What needs to be done:
Copy out each line featuring the string "true" from the entries beneath.

+---+

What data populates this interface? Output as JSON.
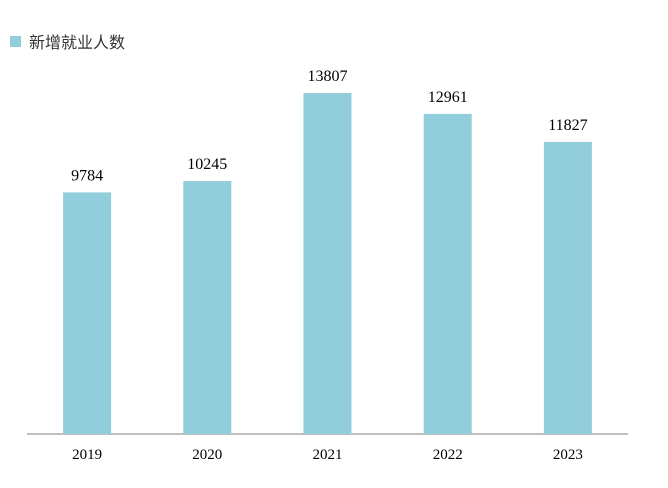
{
  "chart_data": {
    "type": "bar",
    "categories": [
      "2019",
      "2020",
      "2021",
      "2022",
      "2023"
    ],
    "series": [
      {
        "name": "新增就业人数",
        "values": [
          9784,
          10245,
          13807,
          12961,
          11827
        ]
      }
    ],
    "title": "",
    "xlabel": "",
    "ylabel": "",
    "ylim": [
      0,
      15000
    ],
    "grid": false,
    "legend": "top-left",
    "data_labels": true,
    "colors": {
      "bar": "#92CDDC",
      "axis": "#7F7F7F",
      "text": "#000000"
    }
  }
}
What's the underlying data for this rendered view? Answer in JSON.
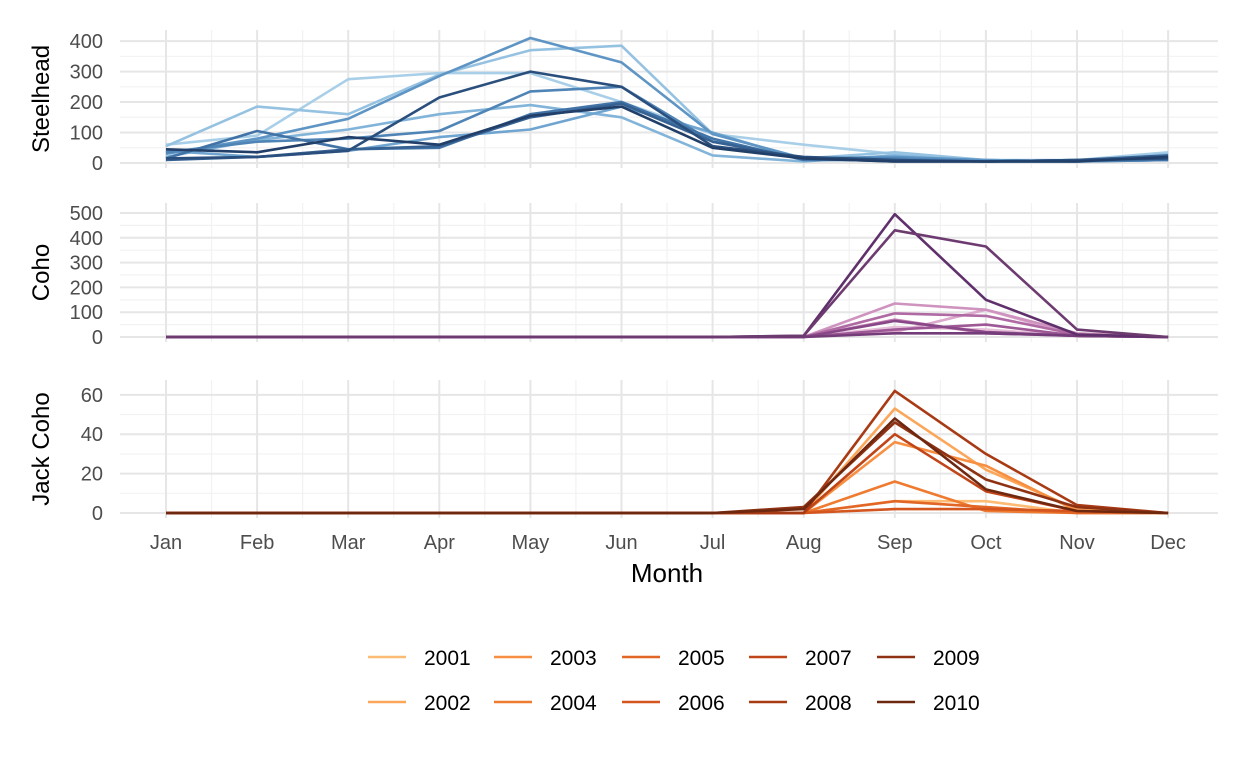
{
  "chart_data": {
    "type": "line",
    "xlabel": "Month",
    "categories": [
      "Jan",
      "Feb",
      "Mar",
      "Apr",
      "May",
      "Jun",
      "Jul",
      "Aug",
      "Sep",
      "Oct",
      "Nov",
      "Dec"
    ],
    "grid": true,
    "legend": {
      "placement": "bottom",
      "entries": [
        {
          "label": "2001",
          "color": "#fdbb73"
        },
        {
          "label": "2002",
          "color": "#fca65a"
        },
        {
          "label": "2003",
          "color": "#f78f42"
        },
        {
          "label": "2004",
          "color": "#ee7b2f"
        },
        {
          "label": "2005",
          "color": "#e26726"
        },
        {
          "label": "2006",
          "color": "#d4551d"
        },
        {
          "label": "2007",
          "color": "#c04518"
        },
        {
          "label": "2008",
          "color": "#a83a14"
        },
        {
          "label": "2009",
          "color": "#8f3213"
        },
        {
          "label": "2010",
          "color": "#6f2810"
        }
      ]
    },
    "panels": [
      {
        "name": "Steelhead",
        "ylim": [
          0,
          420
        ],
        "yticks": [
          0,
          100,
          200,
          300,
          400
        ],
        "series": [
          {
            "color": "#a9cfe8",
            "values": [
              60,
              90,
              275,
              295,
              295,
              200,
              95,
              60,
              30,
              10,
              10,
              35
            ]
          },
          {
            "color": "#96c2e2",
            "values": [
              55,
              185,
              160,
              290,
              370,
              385,
              95,
              15,
              35,
              10,
              5,
              30
            ]
          },
          {
            "color": "#82b4da",
            "values": [
              20,
              75,
              110,
              160,
              190,
              150,
              25,
              5,
              25,
              5,
              5,
              15
            ]
          },
          {
            "color": "#6fa5d0",
            "values": [
              40,
              20,
              40,
              85,
              110,
              185,
              100,
              10,
              10,
              10,
              5,
              20
            ]
          },
          {
            "color": "#5e95c4",
            "values": [
              30,
              80,
              145,
              285,
              410,
              330,
              95,
              15,
              20,
              10,
              5,
              10
            ]
          },
          {
            "color": "#4f84b6",
            "values": [
              35,
              70,
              80,
              105,
              235,
              250,
              70,
              15,
              15,
              5,
              5,
              10
            ]
          },
          {
            "color": "#4273a6",
            "values": [
              15,
              105,
              45,
              50,
              160,
              200,
              80,
              10,
              10,
              5,
              10,
              10
            ]
          },
          {
            "color": "#366193",
            "values": [
              10,
              20,
              45,
              55,
              150,
              195,
              70,
              15,
              5,
              5,
              10,
              25
            ]
          },
          {
            "color": "#2b4f7d",
            "values": [
              15,
              20,
              40,
              215,
              300,
              250,
              55,
              20,
              10,
              5,
              10,
              15
            ]
          },
          {
            "color": "#213f68",
            "values": [
              45,
              35,
              85,
              60,
              155,
              185,
              50,
              15,
              5,
              5,
              5,
              20
            ]
          }
        ]
      },
      {
        "name": "Coho",
        "ylim": [
          0,
          520
        ],
        "yticks": [
          0,
          100,
          200,
          300,
          400,
          500
        ],
        "series": [
          {
            "color": "#e6bfd9",
            "values": [
              0,
              0,
              0,
              0,
              0,
              0,
              0,
              0,
              40,
              30,
              5,
              0
            ]
          },
          {
            "color": "#dba9cc",
            "values": [
              0,
              0,
              0,
              0,
              0,
              0,
              0,
              0,
              20,
              110,
              5,
              0
            ]
          },
          {
            "color": "#cf93bf",
            "values": [
              0,
              0,
              0,
              0,
              0,
              0,
              0,
              0,
              135,
              110,
              15,
              0
            ]
          },
          {
            "color": "#c07eb1",
            "values": [
              0,
              0,
              0,
              0,
              0,
              0,
              0,
              0,
              70,
              15,
              5,
              0
            ]
          },
          {
            "color": "#b06aa3",
            "values": [
              0,
              0,
              0,
              0,
              0,
              0,
              0,
              0,
              95,
              85,
              10,
              0
            ]
          },
          {
            "color": "#9d5895",
            "values": [
              0,
              0,
              0,
              0,
              0,
              0,
              0,
              0,
              30,
              50,
              5,
              0
            ]
          },
          {
            "color": "#884887",
            "values": [
              0,
              0,
              0,
              0,
              0,
              0,
              0,
              0,
              65,
              20,
              5,
              0
            ]
          },
          {
            "color": "#743c79",
            "values": [
              0,
              0,
              0,
              0,
              0,
              0,
              0,
              0,
              15,
              15,
              5,
              0
            ]
          },
          {
            "color": "#5f306b",
            "values": [
              0,
              0,
              0,
              0,
              0,
              0,
              0,
              5,
              495,
              150,
              10,
              0
            ]
          },
          {
            "color": "#6d3b70",
            "values": [
              0,
              0,
              0,
              0,
              0,
              0,
              0,
              5,
              430,
              365,
              30,
              0
            ]
          }
        ]
      },
      {
        "name": "Jack Coho",
        "ylim": [
          0,
          65
        ],
        "yticks": [
          0,
          20,
          40,
          60
        ],
        "series": [
          {
            "color": "#fdbb73",
            "values": [
              0,
              0,
              0,
              0,
              0,
              0,
              0,
              0,
              6,
              6,
              0,
              0
            ]
          },
          {
            "color": "#fca65a",
            "values": [
              0,
              0,
              0,
              0,
              0,
              0,
              0,
              0,
              53,
              22,
              2,
              0
            ]
          },
          {
            "color": "#f78f42",
            "values": [
              0,
              0,
              0,
              0,
              0,
              0,
              0,
              0,
              36,
              24,
              1,
              0
            ]
          },
          {
            "color": "#ee7b2f",
            "values": [
              0,
              0,
              0,
              0,
              0,
              0,
              0,
              0,
              16,
              1,
              0,
              0
            ]
          },
          {
            "color": "#e26726",
            "values": [
              0,
              0,
              0,
              0,
              0,
              0,
              0,
              0,
              6,
              3,
              0,
              0
            ]
          },
          {
            "color": "#d4551d",
            "values": [
              0,
              0,
              0,
              0,
              0,
              0,
              0,
              0,
              2,
              2,
              1,
              0
            ]
          },
          {
            "color": "#c04518",
            "values": [
              0,
              0,
              0,
              0,
              0,
              0,
              0,
              0,
              40,
              11,
              1,
              0
            ]
          },
          {
            "color": "#a83a14",
            "values": [
              0,
              0,
              0,
              0,
              0,
              0,
              0,
              0,
              62,
              30,
              4,
              0
            ]
          },
          {
            "color": "#8f3213",
            "values": [
              0,
              0,
              0,
              0,
              0,
              0,
              0,
              3,
              46,
              17,
              3,
              0
            ]
          },
          {
            "color": "#6f2810",
            "values": [
              0,
              0,
              0,
              0,
              0,
              0,
              0,
              2,
              48,
              12,
              1,
              0
            ]
          }
        ]
      }
    ]
  }
}
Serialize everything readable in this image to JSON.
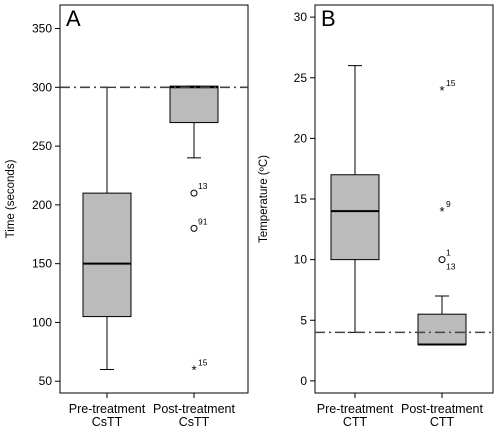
{
  "chart_data": [
    {
      "type": "box",
      "panel_label": "A",
      "ylabel": "Time (seconds)",
      "ylim": [
        40,
        370
      ],
      "yticks": [
        50,
        100,
        150,
        200,
        250,
        300,
        350
      ],
      "reference_line": 300,
      "categories": [
        {
          "line1": "Pre-treatment",
          "line2": "CsTT"
        },
        {
          "line1": "Post-treatment",
          "line2": "CsTT"
        }
      ],
      "boxes": [
        {
          "whisker_low": 60,
          "q1": 105,
          "median": 150,
          "q3": 210,
          "whisker_high": 300,
          "outliers": []
        },
        {
          "whisker_low": 240,
          "q1": 270,
          "median": 300,
          "q3": 301,
          "whisker_high": 301,
          "outliers": [
            {
              "value": 210,
              "marker": "circle",
              "label": "13"
            },
            {
              "value": 180,
              "marker": "circle",
              "label": "91"
            },
            {
              "value": 60,
              "marker": "star",
              "label": "15"
            }
          ]
        }
      ],
      "box_color": "#bbbbbb"
    },
    {
      "type": "box",
      "panel_label": "B",
      "ylabel": "Temperature (ºC)",
      "ylim": [
        -1,
        31
      ],
      "yticks": [
        0,
        5,
        10,
        15,
        20,
        25,
        30
      ],
      "reference_line": 4,
      "categories": [
        {
          "line1": "Pre-treatment",
          "line2": "CTT"
        },
        {
          "line1": "Post-treatment",
          "line2": "CTT"
        }
      ],
      "boxes": [
        {
          "whisker_low": 4,
          "q1": 10,
          "median": 14,
          "q3": 17,
          "whisker_high": 26,
          "outliers": []
        },
        {
          "whisker_low": 3,
          "q1": 3,
          "median": 3,
          "q3": 5.5,
          "whisker_high": 7,
          "outliers": [
            {
              "value": 24,
              "marker": "star",
              "label": "15"
            },
            {
              "value": 14,
              "marker": "star",
              "label": "9"
            },
            {
              "value": 10,
              "marker": "circle",
              "label": "1"
            },
            {
              "value": 10,
              "marker": "none",
              "label": "13"
            }
          ]
        }
      ],
      "box_color": "#bbbbbb"
    }
  ]
}
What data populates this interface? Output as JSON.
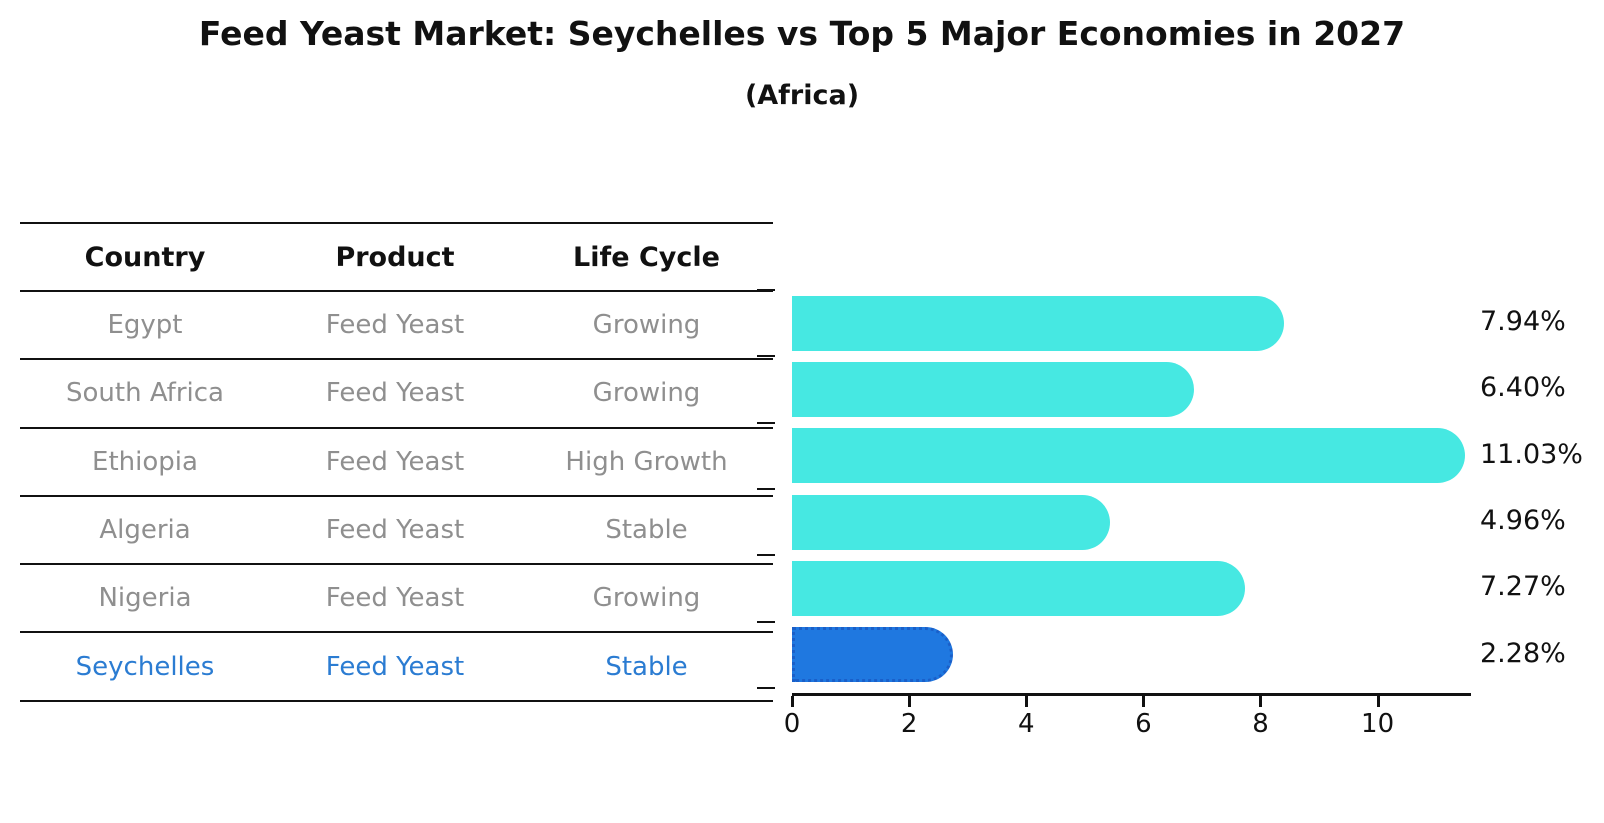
{
  "title": "Feed Yeast Market: Seychelles vs Top 5 Major Economies in 2027",
  "subtitle": "(Africa)",
  "table": {
    "headers": [
      "Country",
      "Product",
      "Life Cycle"
    ],
    "rows": [
      {
        "country": "Egypt",
        "product": "Feed Yeast",
        "life_cycle": "Growing",
        "highlight": false
      },
      {
        "country": "South Africa",
        "product": "Feed Yeast",
        "life_cycle": "Growing",
        "highlight": false
      },
      {
        "country": "Ethiopia",
        "product": "Feed Yeast",
        "life_cycle": "High Growth",
        "highlight": false
      },
      {
        "country": "Algeria",
        "product": "Feed Yeast",
        "life_cycle": "Stable",
        "highlight": false
      },
      {
        "country": "Nigeria",
        "product": "Feed Yeast",
        "life_cycle": "Growing",
        "highlight": false
      },
      {
        "country": "Seychelles",
        "product": "Feed Yeast",
        "life_cycle": "Stable",
        "highlight": true
      }
    ]
  },
  "chart_data": {
    "type": "bar",
    "orientation": "horizontal",
    "title": "Feed Yeast Market: Seychelles vs Top 5 Major Economies in 2027 (Africa)",
    "categories": [
      "Egypt",
      "South Africa",
      "Ethiopia",
      "Algeria",
      "Nigeria",
      "Seychelles"
    ],
    "values": [
      7.94,
      6.4,
      11.03,
      4.96,
      7.27,
      2.28
    ],
    "value_labels": [
      "7.94%",
      "6.40%",
      "11.03%",
      "4.96%",
      "7.27%",
      "2.28%"
    ],
    "xlabel": "",
    "ylabel": "",
    "xlim": [
      0,
      11.58
    ],
    "xticks": [
      0,
      2,
      4,
      6,
      8,
      10
    ],
    "grid": false,
    "legend": false,
    "highlight_index": 5,
    "bar_color": "#46E8E2",
    "highlight_color": "#1F78E0",
    "highlight_border_color": "#1A5FC9",
    "highlight_text_color": "#2B7CD2",
    "text_color": "#111111",
    "muted_text_color": "#8f8f8f"
  }
}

+---+

Task answer:
    "data_labels": true,
    "grid": true,
        "highlight": true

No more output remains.